EXERCISE BRIEF >> Using the listing below, select the lines with the word "text" and copy them.

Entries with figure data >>
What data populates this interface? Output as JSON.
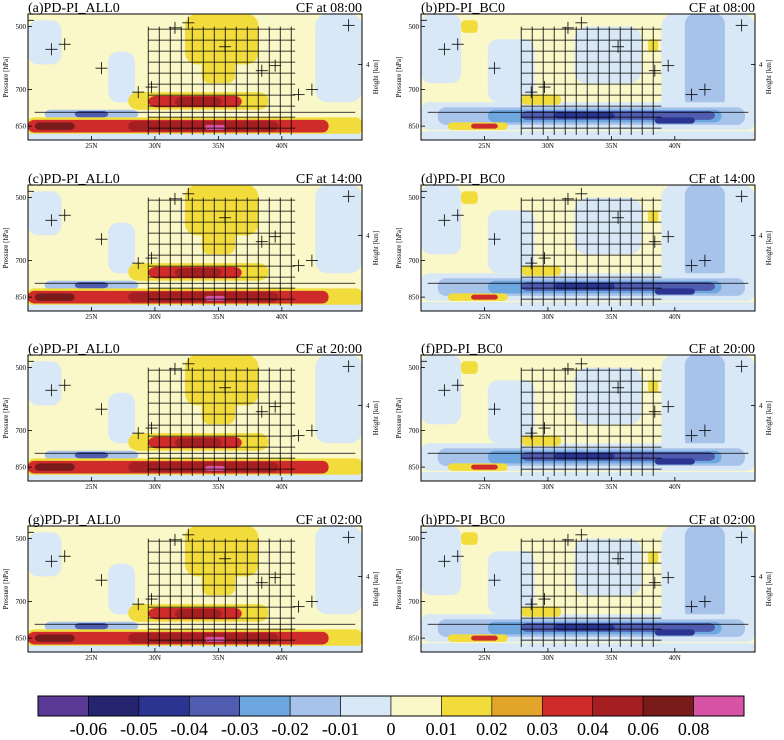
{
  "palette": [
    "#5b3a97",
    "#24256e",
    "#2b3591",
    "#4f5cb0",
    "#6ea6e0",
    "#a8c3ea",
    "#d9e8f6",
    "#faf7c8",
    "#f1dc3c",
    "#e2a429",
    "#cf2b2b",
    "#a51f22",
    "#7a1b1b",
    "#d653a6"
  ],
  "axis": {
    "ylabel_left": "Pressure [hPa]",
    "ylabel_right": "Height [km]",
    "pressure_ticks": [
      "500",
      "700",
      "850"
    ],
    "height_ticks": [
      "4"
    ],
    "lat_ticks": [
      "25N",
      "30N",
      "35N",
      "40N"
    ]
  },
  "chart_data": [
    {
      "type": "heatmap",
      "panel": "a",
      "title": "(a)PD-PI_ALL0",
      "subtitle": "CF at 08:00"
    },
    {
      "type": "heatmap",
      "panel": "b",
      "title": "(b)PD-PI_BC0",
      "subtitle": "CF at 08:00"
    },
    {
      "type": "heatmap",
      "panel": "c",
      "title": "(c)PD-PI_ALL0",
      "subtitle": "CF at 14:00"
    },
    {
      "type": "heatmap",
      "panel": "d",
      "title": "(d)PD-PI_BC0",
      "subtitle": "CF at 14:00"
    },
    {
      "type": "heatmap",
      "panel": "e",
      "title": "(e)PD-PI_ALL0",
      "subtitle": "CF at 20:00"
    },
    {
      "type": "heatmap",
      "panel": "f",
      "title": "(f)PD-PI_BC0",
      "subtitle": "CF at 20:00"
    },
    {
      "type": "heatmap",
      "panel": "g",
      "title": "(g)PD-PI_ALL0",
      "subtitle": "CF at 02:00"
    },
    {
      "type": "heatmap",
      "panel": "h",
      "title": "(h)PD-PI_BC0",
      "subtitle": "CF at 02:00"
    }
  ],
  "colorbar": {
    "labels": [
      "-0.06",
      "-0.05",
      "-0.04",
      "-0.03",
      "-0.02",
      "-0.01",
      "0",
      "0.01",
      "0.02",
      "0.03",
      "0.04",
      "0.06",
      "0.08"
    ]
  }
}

--

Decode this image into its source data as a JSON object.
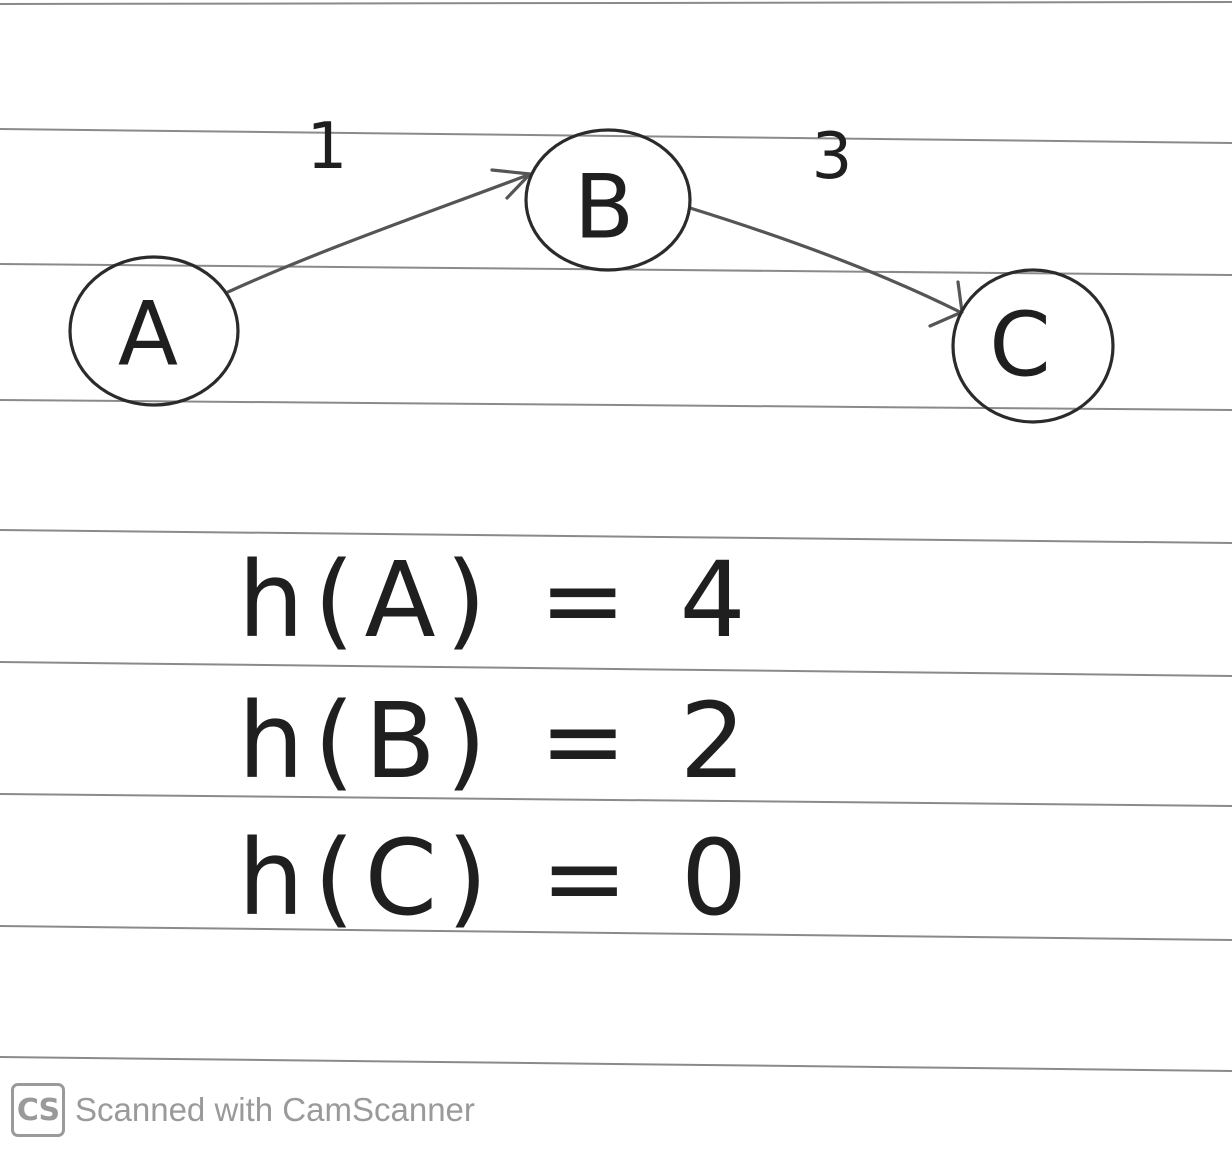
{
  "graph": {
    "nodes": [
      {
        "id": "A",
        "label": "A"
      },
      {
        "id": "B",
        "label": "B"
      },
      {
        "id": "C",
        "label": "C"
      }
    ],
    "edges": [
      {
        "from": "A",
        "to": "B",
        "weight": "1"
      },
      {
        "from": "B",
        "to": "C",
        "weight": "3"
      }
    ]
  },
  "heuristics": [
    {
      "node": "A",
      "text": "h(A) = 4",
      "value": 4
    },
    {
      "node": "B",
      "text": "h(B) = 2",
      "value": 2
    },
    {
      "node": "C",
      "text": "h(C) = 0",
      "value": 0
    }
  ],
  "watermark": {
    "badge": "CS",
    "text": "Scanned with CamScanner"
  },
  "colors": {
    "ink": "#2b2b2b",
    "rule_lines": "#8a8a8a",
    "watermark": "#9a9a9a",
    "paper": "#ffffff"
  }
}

---

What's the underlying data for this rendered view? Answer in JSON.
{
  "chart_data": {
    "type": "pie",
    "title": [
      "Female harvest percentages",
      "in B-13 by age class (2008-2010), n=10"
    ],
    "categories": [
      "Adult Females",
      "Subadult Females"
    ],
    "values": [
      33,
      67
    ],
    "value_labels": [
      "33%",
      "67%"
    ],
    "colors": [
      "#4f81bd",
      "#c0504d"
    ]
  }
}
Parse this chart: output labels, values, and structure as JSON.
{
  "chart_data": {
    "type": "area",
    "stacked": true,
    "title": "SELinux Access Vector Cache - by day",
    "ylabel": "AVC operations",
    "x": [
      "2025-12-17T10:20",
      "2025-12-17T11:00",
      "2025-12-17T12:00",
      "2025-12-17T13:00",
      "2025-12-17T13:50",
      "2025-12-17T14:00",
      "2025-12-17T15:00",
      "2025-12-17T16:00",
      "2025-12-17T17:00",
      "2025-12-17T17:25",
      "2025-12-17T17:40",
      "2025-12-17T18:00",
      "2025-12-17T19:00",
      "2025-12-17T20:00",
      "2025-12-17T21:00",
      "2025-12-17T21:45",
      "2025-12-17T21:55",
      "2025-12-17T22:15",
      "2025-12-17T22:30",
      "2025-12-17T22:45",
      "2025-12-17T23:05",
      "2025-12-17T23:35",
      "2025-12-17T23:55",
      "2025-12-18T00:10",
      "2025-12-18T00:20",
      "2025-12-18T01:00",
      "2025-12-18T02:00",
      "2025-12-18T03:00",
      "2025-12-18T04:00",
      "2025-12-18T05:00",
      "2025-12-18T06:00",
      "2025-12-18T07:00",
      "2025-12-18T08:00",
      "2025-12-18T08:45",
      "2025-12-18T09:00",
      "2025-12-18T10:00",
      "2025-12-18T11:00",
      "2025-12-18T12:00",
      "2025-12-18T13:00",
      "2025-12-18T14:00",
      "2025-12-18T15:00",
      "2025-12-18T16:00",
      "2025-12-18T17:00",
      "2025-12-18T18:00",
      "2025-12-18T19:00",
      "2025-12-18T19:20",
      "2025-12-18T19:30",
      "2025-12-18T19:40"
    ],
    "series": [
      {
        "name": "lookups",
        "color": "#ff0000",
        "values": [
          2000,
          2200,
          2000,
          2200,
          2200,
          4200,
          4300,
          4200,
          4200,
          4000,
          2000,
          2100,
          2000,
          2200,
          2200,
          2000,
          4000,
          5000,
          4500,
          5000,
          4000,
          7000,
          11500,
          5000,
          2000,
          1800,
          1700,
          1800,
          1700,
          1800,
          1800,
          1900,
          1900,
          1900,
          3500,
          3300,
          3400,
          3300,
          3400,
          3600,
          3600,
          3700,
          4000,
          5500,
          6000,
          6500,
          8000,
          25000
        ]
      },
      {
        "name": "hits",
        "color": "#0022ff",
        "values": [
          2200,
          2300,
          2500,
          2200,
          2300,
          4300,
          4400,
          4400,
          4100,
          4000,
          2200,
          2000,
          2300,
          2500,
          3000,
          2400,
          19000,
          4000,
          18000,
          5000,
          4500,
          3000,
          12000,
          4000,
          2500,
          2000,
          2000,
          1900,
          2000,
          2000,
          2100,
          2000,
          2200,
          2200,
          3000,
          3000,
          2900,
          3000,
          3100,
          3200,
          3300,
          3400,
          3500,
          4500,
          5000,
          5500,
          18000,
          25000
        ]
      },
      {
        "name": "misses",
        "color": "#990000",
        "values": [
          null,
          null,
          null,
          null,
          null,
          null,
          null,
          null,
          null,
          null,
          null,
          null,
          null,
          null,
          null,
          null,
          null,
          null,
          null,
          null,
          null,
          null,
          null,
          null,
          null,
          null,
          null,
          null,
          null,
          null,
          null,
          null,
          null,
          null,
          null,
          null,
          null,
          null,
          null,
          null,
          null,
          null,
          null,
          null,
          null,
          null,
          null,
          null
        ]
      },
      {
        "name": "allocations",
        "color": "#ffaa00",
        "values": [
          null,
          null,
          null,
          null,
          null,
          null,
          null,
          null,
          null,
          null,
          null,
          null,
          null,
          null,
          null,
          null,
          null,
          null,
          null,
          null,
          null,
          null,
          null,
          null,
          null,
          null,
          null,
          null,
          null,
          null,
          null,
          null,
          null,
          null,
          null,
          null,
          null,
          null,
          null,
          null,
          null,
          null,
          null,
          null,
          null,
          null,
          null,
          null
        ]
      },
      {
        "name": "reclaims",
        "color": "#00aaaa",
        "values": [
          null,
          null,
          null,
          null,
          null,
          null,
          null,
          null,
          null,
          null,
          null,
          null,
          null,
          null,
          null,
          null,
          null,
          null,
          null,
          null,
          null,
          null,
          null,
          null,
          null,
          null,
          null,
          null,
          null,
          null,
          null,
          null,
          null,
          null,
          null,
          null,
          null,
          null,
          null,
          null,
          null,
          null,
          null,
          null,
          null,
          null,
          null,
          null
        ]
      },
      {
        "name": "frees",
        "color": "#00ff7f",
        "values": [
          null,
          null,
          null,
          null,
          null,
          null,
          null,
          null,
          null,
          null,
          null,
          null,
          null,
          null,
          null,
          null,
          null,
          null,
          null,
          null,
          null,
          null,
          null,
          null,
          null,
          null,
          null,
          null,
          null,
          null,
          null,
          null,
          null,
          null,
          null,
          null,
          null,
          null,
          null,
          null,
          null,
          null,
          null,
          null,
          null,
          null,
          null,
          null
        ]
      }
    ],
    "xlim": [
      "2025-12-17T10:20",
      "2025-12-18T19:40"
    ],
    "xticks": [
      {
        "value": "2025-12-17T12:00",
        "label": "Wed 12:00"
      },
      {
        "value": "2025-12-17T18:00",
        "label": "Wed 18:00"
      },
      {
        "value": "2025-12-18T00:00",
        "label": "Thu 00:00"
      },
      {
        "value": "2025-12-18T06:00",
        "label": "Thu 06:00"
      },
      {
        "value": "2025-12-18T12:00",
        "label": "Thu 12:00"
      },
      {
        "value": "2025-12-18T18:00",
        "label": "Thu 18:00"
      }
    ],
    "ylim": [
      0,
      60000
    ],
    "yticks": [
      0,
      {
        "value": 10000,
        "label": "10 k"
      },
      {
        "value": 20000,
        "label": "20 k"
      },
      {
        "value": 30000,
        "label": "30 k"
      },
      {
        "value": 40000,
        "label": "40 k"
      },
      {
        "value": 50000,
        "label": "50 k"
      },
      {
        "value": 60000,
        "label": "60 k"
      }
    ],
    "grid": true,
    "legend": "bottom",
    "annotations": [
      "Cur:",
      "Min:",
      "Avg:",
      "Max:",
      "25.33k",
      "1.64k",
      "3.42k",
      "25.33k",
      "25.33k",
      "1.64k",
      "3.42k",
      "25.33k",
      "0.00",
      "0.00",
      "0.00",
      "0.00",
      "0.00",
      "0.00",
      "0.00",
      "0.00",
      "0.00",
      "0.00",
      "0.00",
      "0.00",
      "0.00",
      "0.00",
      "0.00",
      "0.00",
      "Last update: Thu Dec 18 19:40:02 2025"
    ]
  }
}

TASK ANSWER >>
      "text": "h(A) = 4",
      "text": "h(B) = 2",
      "text": "h(C) = 0",
    "text": "Scanned with CamScanner"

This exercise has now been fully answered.